[Start of Selected text]
×
ADVERTISEMENT
ADVERTISEMENT
ADVERTISEMENT

Fuelling the fire for dance

Last Updated 01 November 2012, 14:55 IST

Dressed in serene white, the dancers captured audience attention instantly and proceeded to deliver a 60 minute enchanting dance performance entitled Meidhwani/ Echoes of the Body, choreographed by Jaychandran Palazhy from Attakkalari Centre for Movement Arts to kickstart Ignite! a festival of contemporary dance in the City.

The fluid movements highlighted the turmoil that humans face in urban settings. A combination of mei (body in Tamil) and dhwani (echo in Sanskrit), the title of the performance subtly alluded to the echoes of the body in imagined landscapes. Hence, the production traversed urban Indian experience, combining fragility of solitude and chaos of turmoil, with fluidity of movement.

Unravelling like a spiral, the dancers portrayed individuals captivated by circumstance and history, and oscillating between the suspended realms of body and soul. Jaychandran observed the turmoil within people but dancers added to the choreography with their experiences. “The changed life surroundings can be quite unsettling. This forms the concept and framework for Meidhwani but a lot of improvisation was brought in by dancers. They contributed through their experiences by digging up memories and came up with movements based on the music score.”
[End of Selected text]
• What you will do:
Continue the article about the Meidhwani dance performance at the Ignite! festival, picking up right after its final sentence.
[Start of Given material]
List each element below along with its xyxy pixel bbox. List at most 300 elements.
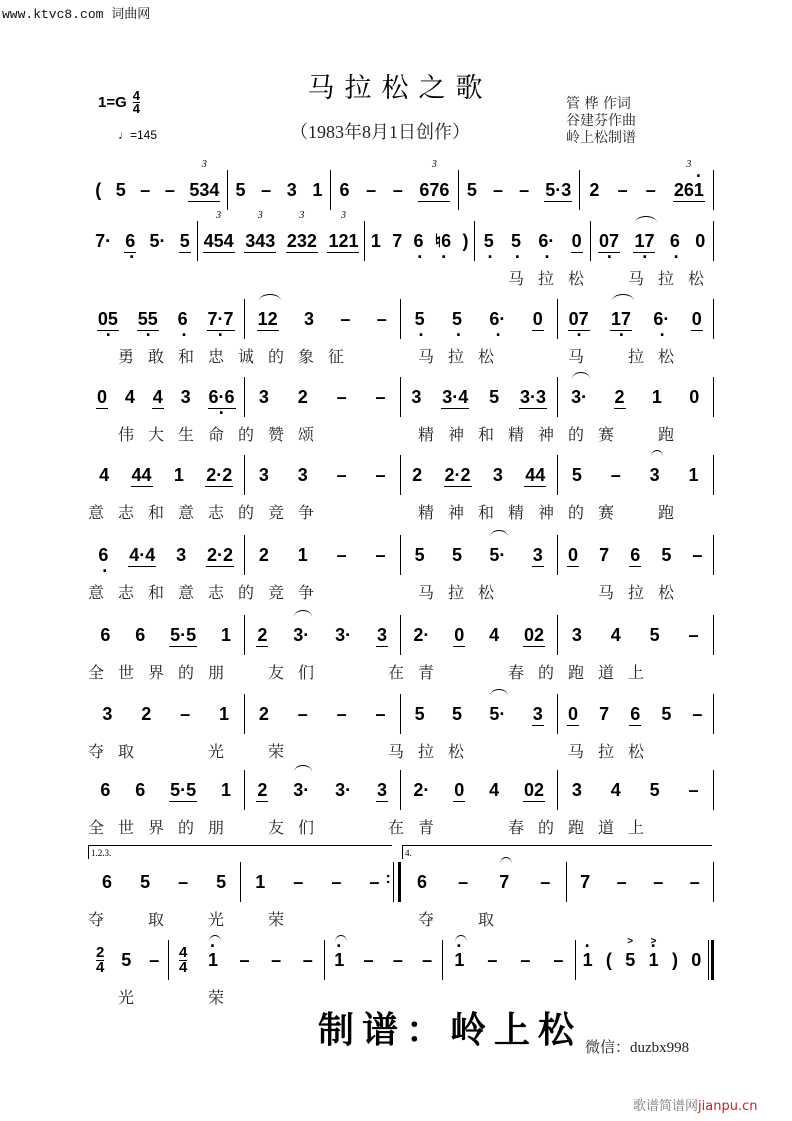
[End of Given material]
• The result:
A few elements like the fire act were a metaphor for male energy and a destructive power within which was contrasted sharply with water, which alludes to the ever flowing life stream representing female energy. The use of metallic pots as props, suggested a contained yet unfathomable feminine infinity contrasted against the phallus represented by cylindrical oil lamps.

The dance piece, borne of in-depth research into Indian performance traditions, resonates with a collective memory while drawing sustenance from the classical form of Bharatanatyam and abstract animal motifs of Kerala’s martial art Kalarippayattu. “The process of research and choreography took one year which finally lead to the idea of a body evolving from a landscape and dissolving back into it. The dance depicts memories of landscape through poetic devices.”

ADVERTISEMENT
(Published 01 November 2012, 14:55 IST)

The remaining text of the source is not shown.